_Job_
Transcribe all of the material below word for word and leave out its pictures.

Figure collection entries
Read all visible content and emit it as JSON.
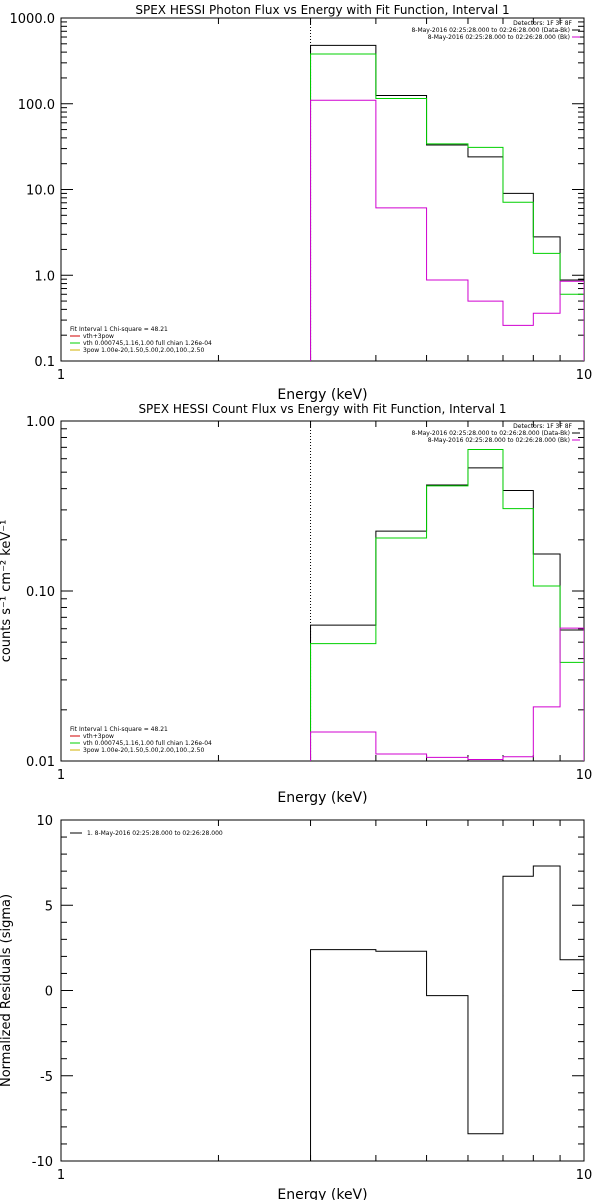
{
  "chart_data": [
    {
      "type": "line",
      "title": "SPEX HESSI Photon Flux vs Energy with Fit Function, Interval 1",
      "xlabel": "Energy (keV)",
      "ylabel": "",
      "xscale": "log",
      "yscale": "log",
      "xlim": [
        1,
        10
      ],
      "ylim": [
        0.1,
        1000
      ],
      "xticks": [
        "1",
        "10"
      ],
      "yticks": [
        "1000.0",
        "100.0",
        "10.0",
        "1.0",
        "0.1"
      ],
      "edges": [
        3,
        4,
        5,
        6,
        7,
        8,
        9,
        10
      ],
      "top_legend": {
        "header": "Detectors: 1F 3F 8F",
        "entries": [
          {
            "label": "8-May-2016 02:25:28.000 to 02:26:28.000 (Data-Bk)",
            "color": "#000000"
          },
          {
            "label": "8-May-2016 02:25:28.000 to 02:26:28.000 (Bk)",
            "color": "#d000d0"
          }
        ]
      },
      "fit_legend": {
        "header": "Fit Interval  1   Chi-square = 48.21",
        "entries": [
          {
            "label": "vth+3pow",
            "color": "#d00000"
          },
          {
            "label": "vth 0.000745,1.16,1.00   full chian 1.26e-04",
            "color": "#00d000"
          },
          {
            "label": "3pow 1.00e-20,1.50,5.00,2.00,100.,2.50",
            "color": "#d0b000"
          }
        ]
      },
      "vline_x": 3,
      "series": [
        {
          "color": "#000000",
          "values": [
            480,
            125,
            33,
            24,
            9,
            2.8,
            0.88
          ]
        },
        {
          "color": "#00d000",
          "values": [
            380,
            115,
            34,
            31,
            7.1,
            1.8,
            0.6
          ]
        },
        {
          "color": "#d000d0",
          "values": [
            110,
            6.1,
            0.88,
            0.5,
            0.26,
            0.36,
            0.85
          ]
        }
      ]
    },
    {
      "type": "line",
      "title": "SPEX HESSI Count Flux vs Energy with Fit Function, Interval 1",
      "xlabel": "Energy (keV)",
      "ylabel": "counts s⁻¹ cm⁻² keV⁻¹",
      "xscale": "log",
      "yscale": "log",
      "xlim": [
        1,
        10
      ],
      "ylim": [
        0.01,
        1
      ],
      "xticks": [
        "1",
        "10"
      ],
      "yticks": [
        "1.00",
        "0.10",
        "0.01"
      ],
      "edges": [
        3,
        4,
        5,
        6,
        7,
        8,
        9,
        10
      ],
      "top_legend": {
        "header": "Detectors: 1F 3F 8F",
        "entries": [
          {
            "label": "8-May-2016 02:25:28.000 to 02:26:28.000 (Data-Bk)",
            "color": "#000000"
          },
          {
            "label": "8-May-2016 02:25:28.000 to 02:26:28.000 (Bk)",
            "color": "#d000d0"
          }
        ]
      },
      "fit_legend": {
        "header": "Fit Interval  1   Chi-square = 48.21",
        "entries": [
          {
            "label": "vth+3pow",
            "color": "#d00000"
          },
          {
            "label": "vth 0.000745,1.16,1.00   full chian 1.26e-04",
            "color": "#00d000"
          },
          {
            "label": "3pow 1.00e-20,1.50,5.00,2.00,100.,2.50",
            "color": "#d0b000"
          }
        ]
      },
      "vline_x": 3,
      "series": [
        {
          "color": "#000000",
          "values": [
            0.063,
            0.225,
            0.42,
            0.53,
            0.39,
            0.165,
            0.059
          ]
        },
        {
          "color": "#00d000",
          "values": [
            0.049,
            0.205,
            0.415,
            0.68,
            0.305,
            0.107,
            0.038
          ]
        },
        {
          "color": "#d000d0",
          "values": [
            0.0148,
            0.011,
            0.0105,
            0.0102,
            0.0106,
            0.0208,
            0.0605
          ]
        }
      ]
    },
    {
      "type": "line",
      "title": "",
      "xlabel": "Energy (keV)",
      "ylabel": "Normalized Residuals (sigma)",
      "xscale": "log",
      "yscale": "linear",
      "xlim": [
        1,
        10
      ],
      "ylim": [
        -10,
        10
      ],
      "xticks": [
        "1",
        "10"
      ],
      "yticks": [
        "10",
        "5",
        "0",
        "-5",
        "-10"
      ],
      "edges": [
        3,
        4,
        5,
        6,
        7,
        8,
        9,
        10
      ],
      "top_legend": {
        "header": "",
        "entries": [
          {
            "label": "1.  8-May-2016 02:25:28.000 to 02:26:28.000",
            "color": "#000000"
          }
        ]
      },
      "series": [
        {
          "color": "#000000",
          "values": [
            2.4,
            2.3,
            -0.3,
            -8.4,
            6.7,
            7.3,
            1.8
          ]
        }
      ]
    }
  ]
}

_Result of this task_
Read all visible content and emit it as JSON.
{
  "chart_data": [
    {
      "type": "line",
      "title": "SPEX HESSI Photon Flux vs Energy with Fit Function, Interval 1",
      "xlabel": "Energy (keV)",
      "ylabel": "",
      "xscale": "log",
      "yscale": "log",
      "xlim": [
        1,
        10
      ],
      "ylim": [
        0.1,
        1000
      ],
      "xticks": [
        "1",
        "10"
      ],
      "yticks": [
        "1000.0",
        "100.0",
        "10.0",
        "1.0",
        "0.1"
      ],
      "edges": [
        3,
        4,
        5,
        6,
        7,
        8,
        9,
        10
      ],
      "top_legend": {
        "header": "Detectors: 1F 3F 8F",
        "entries": [
          {
            "label": "8-May-2016 02:25:28.000 to 02:26:28.000 (Data-Bk)",
            "color": "#000000"
          },
          {
            "label": "8-May-2016 02:25:28.000 to 02:26:28.000 (Bk)",
            "color": "#d000d0"
          }
        ]
      },
      "fit_legend": {
        "header": "Fit Interval  1   Chi-square = 48.21",
        "entries": [
          {
            "label": "vth+3pow",
            "color": "#d00000"
          },
          {
            "label": "vth 0.000745,1.16,1.00   full chian 1.26e-04",
            "color": "#00d000"
          },
          {
            "label": "3pow 1.00e-20,1.50,5.00,2.00,100.,2.50",
            "color": "#d0b000"
          }
        ]
      },
      "vline_x": 3,
      "series": [
        {
          "color": "#000000",
          "values": [
            480,
            125,
            33,
            24,
            9,
            2.8,
            0.88
          ]
        },
        {
          "color": "#00d000",
          "values": [
            380,
            115,
            34,
            31,
            7.1,
            1.8,
            0.6
          ]
        },
        {
          "color": "#d000d0",
          "values": [
            110,
            6.1,
            0.88,
            0.5,
            0.26,
            0.36,
            0.85
          ]
        }
      ]
    },
    {
      "type": "line",
      "title": "SPEX HESSI Count Flux vs Energy with Fit Function, Interval 1",
      "xlabel": "Energy (keV)",
      "ylabel": "counts s⁻¹ cm⁻² keV⁻¹",
      "xscale": "log",
      "yscale": "log",
      "xlim": [
        1,
        10
      ],
      "ylim": [
        0.01,
        1
      ],
      "xticks": [
        "1",
        "10"
      ],
      "yticks": [
        "1.00",
        "0.10",
        "0.01"
      ],
      "edges": [
        3,
        4,
        5,
        6,
        7,
        8,
        9,
        10
      ],
      "top_legend": {
        "header": "Detectors: 1F 3F 8F",
        "entries": [
          {
            "label": "8-May-2016 02:25:28.000 to 02:26:28.000 (Data-Bk)",
            "color": "#000000"
          },
          {
            "label": "8-May-2016 02:25:28.000 to 02:26:28.000 (Bk)",
            "color": "#d000d0"
          }
        ]
      },
      "fit_legend": {
        "header": "Fit Interval  1   Chi-square = 48.21",
        "entries": [
          {
            "label": "vth+3pow",
            "color": "#d00000"
          },
          {
            "label": "vth 0.000745,1.16,1.00   full chian 1.26e-04",
            "color": "#00d000"
          },
          {
            "label": "3pow 1.00e-20,1.50,5.00,2.00,100.,2.50",
            "color": "#d0b000"
          }
        ]
      },
      "vline_x": 3,
      "series": [
        {
          "color": "#000000",
          "values": [
            0.063,
            0.225,
            0.42,
            0.53,
            0.39,
            0.165,
            0.059
          ]
        },
        {
          "color": "#00d000",
          "values": [
            0.049,
            0.205,
            0.415,
            0.68,
            0.305,
            0.107,
            0.038
          ]
        },
        {
          "color": "#d000d0",
          "values": [
            0.0148,
            0.011,
            0.0105,
            0.0102,
            0.0106,
            0.0208,
            0.0605
          ]
        }
      ]
    },
    {
      "type": "line",
      "title": "",
      "xlabel": "Energy (keV)",
      "ylabel": "Normalized Residuals (sigma)",
      "xscale": "log",
      "yscale": "linear",
      "xlim": [
        1,
        10
      ],
      "ylim": [
        -10,
        10
      ],
      "xticks": [
        "1",
        "10"
      ],
      "yticks": [
        "10",
        "5",
        "0",
        "-5",
        "-10"
      ],
      "edges": [
        3,
        4,
        5,
        6,
        7,
        8,
        9,
        10
      ],
      "top_legend": {
        "header": "",
        "entries": [
          {
            "label": "1.  8-May-2016 02:25:28.000 to 02:26:28.000",
            "color": "#000000"
          }
        ]
      },
      "series": [
        {
          "color": "#000000",
          "values": [
            2.4,
            2.3,
            -0.3,
            -8.4,
            6.7,
            7.3,
            1.8
          ]
        }
      ]
    }
  ]
}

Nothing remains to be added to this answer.